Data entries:
%%

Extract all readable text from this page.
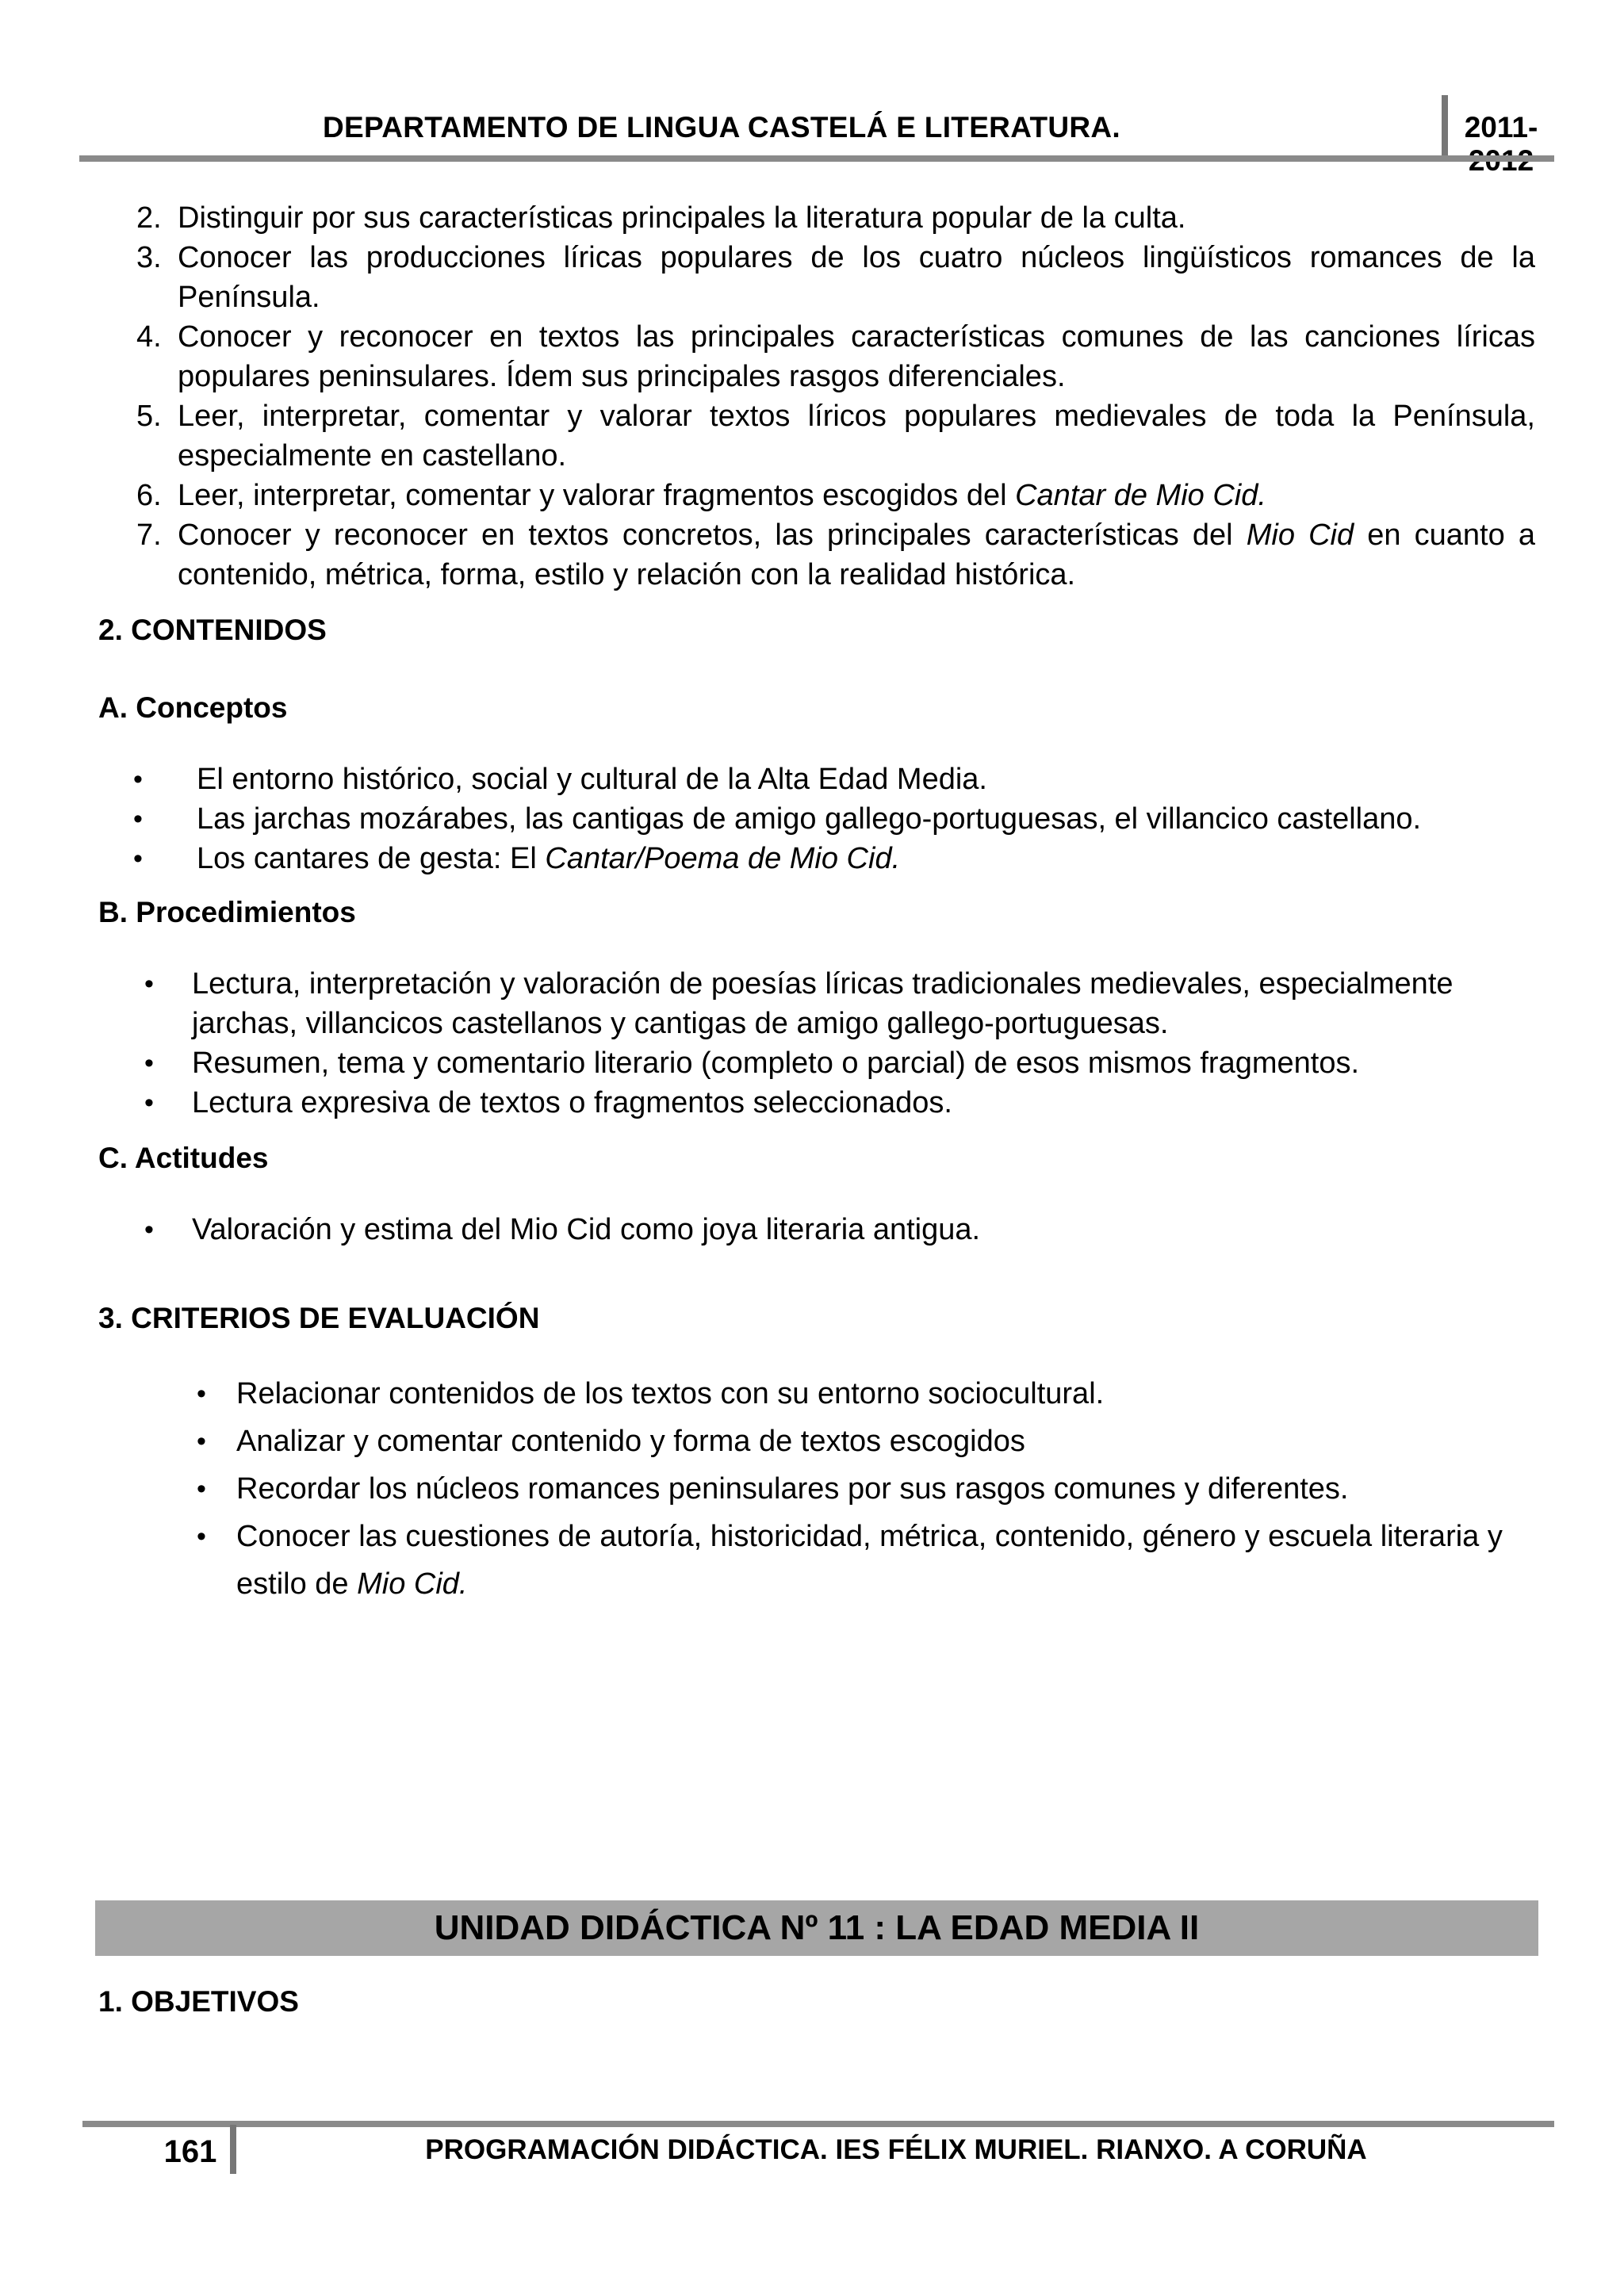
DEPARTAMENTO DE LINGUA CASTELÁ E LITERATURA.	2011-
2. Distinguir por sus características principales la literatura popular de la culta.
3. Conocer las producciones líricas populares de los cuatro núcleos lingüísticos romances de la Península.
4. Conocer y reconocer en textos las principales características comunes de las canciones líricas populares peninsulares. Ídem sus principales rasgos diferenciales.
5. Leer, interpretar, comentar y valorar textos líricos populares medievales de toda la Península, especialmente en castellano.
6. Leer, interpretar, comentar y valorar fragmentos escogidos del Cantar de Mio Cid.
7. Conocer y reconocer en textos concretos, las principales características del Mio Cid en cuanto a contenido, métrica, forma, estilo y relación con la realidad histórica.
2. CONTENIDOS
A. Conceptos
• El entorno histórico, social y cultural de la Alta Edad Media.
• Las jarchas mozárabes, las cantigas de amigo gallego-portuguesas, el villancico castellano.
• Los cantares de gesta: El Cantar/Poema de Mio Cid.
B. Procedimientos
• Lectura, interpretación y valoración de poesías líricas tradicionales medievales, especialmente jarchas, villancicos castellanos y cantigas de amigo gallego-portuguesas.
• Resumen, tema y comentario literario (completo o parcial) de esos mismos fragmentos.
• Lectura expresiva de textos o fragmentos seleccionados.
C. Actitudes
• Valoración y estima del Mio Cid como joya literaria antigua.
3. CRITERIOS DE EVALUACIÓN
• Relacionar contenidos de los textos con su entorno sociocultural.
• Analizar y comentar contenido y forma de textos escogidos
• Recordar los núcleos romances peninsulares por sus rasgos comunes y diferentes.
• Conocer las cuestiones de autoría, historicidad, métrica, contenido, género y escuela literaria y estilo de Mio Cid.
UNIDAD DIDÁCTICA Nº 11 : LA EDAD MEDIA II
1. OBJETIVOS
161	PROGRAMACIÓN DIDÁCTICA. IES FÉLIX MURIEL. RIANXO. A CORUÑA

%%

== Given problem ==
Restate each line of the records exactly; pictures do not belong in the copy.

== Reply ==
Extract all readable text from this page.
DEPARTAMENTO DE LINGUA CASTELÁ E LITERATURA.	2011-
2. Distinguir por sus características principales la literatura popular de la culta.
3. Conocer las producciones líricas populares de los cuatro núcleos lingüísticos romances de la Península.
4. Conocer y reconocer en textos las principales características comunes de las canciones líricas populares peninsulares. Ídem sus principales rasgos diferenciales.
5. Leer, interpretar, comentar y valorar textos líricos populares medievales de toda la Península, especialmente en castellano.
6. Leer, interpretar, comentar y valorar fragmentos escogidos del Cantar de Mio Cid.
7. Conocer y reconocer en textos concretos, las principales características del Mio Cid en cuanto a contenido, métrica, forma, estilo y relación con la realidad histórica.
2. CONTENIDOS
A. Conceptos
• El entorno histórico, social y cultural de la Alta Edad Media.
• Las jarchas mozárabes, las cantigas de amigo gallego-portuguesas, el villancico castellano.
• Los cantares de gesta: El Cantar/Poema de Mio Cid.
B. Procedimientos
• Lectura, interpretación y valoración de poesías líricas tradicionales medievales, especialmente jarchas, villancicos castellanos y cantigas de amigo gallego-portuguesas.
• Resumen, tema y comentario literario (completo o parcial) de esos mismos fragmentos.
• Lectura expresiva de textos o fragmentos seleccionados.
C. Actitudes
• Valoración y estima del Mio Cid como joya literaria antigua.
3. CRITERIOS DE EVALUACIÓN
• Relacionar contenidos de los textos con su entorno sociocultural.
• Analizar y comentar contenido y forma de textos escogidos
• Recordar los núcleos romances peninsulares por sus rasgos comunes y diferentes.
• Conocer las cuestiones de autoría, historicidad, métrica, contenido, género y escuela literaria y estilo de Mio Cid.
UNIDAD DIDÁCTICA Nº 11 : LA EDAD MEDIA II
1. OBJETIVOS
161	PROGRAMACIÓN DIDÁCTICA. IES FÉLIX MURIEL. RIANXO. A CORUÑA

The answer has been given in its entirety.